> TASK DESCRIPTION
All entries below are to be set down again, identical to the source.

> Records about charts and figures

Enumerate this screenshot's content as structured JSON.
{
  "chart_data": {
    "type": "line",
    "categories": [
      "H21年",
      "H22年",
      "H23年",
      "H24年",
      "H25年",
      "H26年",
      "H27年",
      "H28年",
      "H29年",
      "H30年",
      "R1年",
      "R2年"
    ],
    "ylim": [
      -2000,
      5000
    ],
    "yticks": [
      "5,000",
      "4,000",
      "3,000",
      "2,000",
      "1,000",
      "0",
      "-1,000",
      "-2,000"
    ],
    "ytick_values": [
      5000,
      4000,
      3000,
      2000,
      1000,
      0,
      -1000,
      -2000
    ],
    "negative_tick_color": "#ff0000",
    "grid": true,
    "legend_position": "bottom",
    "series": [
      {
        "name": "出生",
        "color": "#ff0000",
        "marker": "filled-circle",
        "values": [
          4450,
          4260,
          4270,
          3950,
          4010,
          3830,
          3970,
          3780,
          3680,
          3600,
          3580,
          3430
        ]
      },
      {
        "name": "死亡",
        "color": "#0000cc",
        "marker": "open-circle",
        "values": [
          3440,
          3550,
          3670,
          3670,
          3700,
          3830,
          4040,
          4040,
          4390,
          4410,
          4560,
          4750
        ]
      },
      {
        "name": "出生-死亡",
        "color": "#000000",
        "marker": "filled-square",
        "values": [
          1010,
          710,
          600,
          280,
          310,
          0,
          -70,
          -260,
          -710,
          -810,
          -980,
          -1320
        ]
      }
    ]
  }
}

> EXERCISE OUTPUT
Enumerate this screenshot's content as structured JSON.
{
  "chart_data": {
    "type": "line",
    "categories": [
      "H21年",
      "H22年",
      "H23年",
      "H24年",
      "H25年",
      "H26年",
      "H27年",
      "H28年",
      "H29年",
      "H30年",
      "R1年",
      "R2年"
    ],
    "ylim": [
      -2000,
      5000
    ],
    "yticks": [
      "5,000",
      "4,000",
      "3,000",
      "2,000",
      "1,000",
      "0",
      "-1,000",
      "-2,000"
    ],
    "ytick_values": [
      5000,
      4000,
      3000,
      2000,
      1000,
      0,
      -1000,
      -2000
    ],
    "negative_tick_color": "#ff0000",
    "grid": true,
    "legend_position": "bottom",
    "series": [
      {
        "name": "出生",
        "color": "#ff0000",
        "marker": "filled-circle",
        "values": [
          4450,
          4260,
          4270,
          3950,
          4010,
          3830,
          3970,
          3780,
          3680,
          3600,
          3580,
          3430
        ]
      },
      {
        "name": "死亡",
        "color": "#0000cc",
        "marker": "open-circle",
        "values": [
          3440,
          3550,
          3670,
          3670,
          3700,
          3830,
          4040,
          4040,
          4390,
          4410,
          4560,
          4750
        ]
      },
      {
        "name": "出生-死亡",
        "color": "#000000",
        "marker": "filled-square",
        "values": [
          1010,
          710,
          600,
          280,
          310,
          0,
          -70,
          -260,
          -710,
          -810,
          -980,
          -1320
        ]
      }
    ]
  }
}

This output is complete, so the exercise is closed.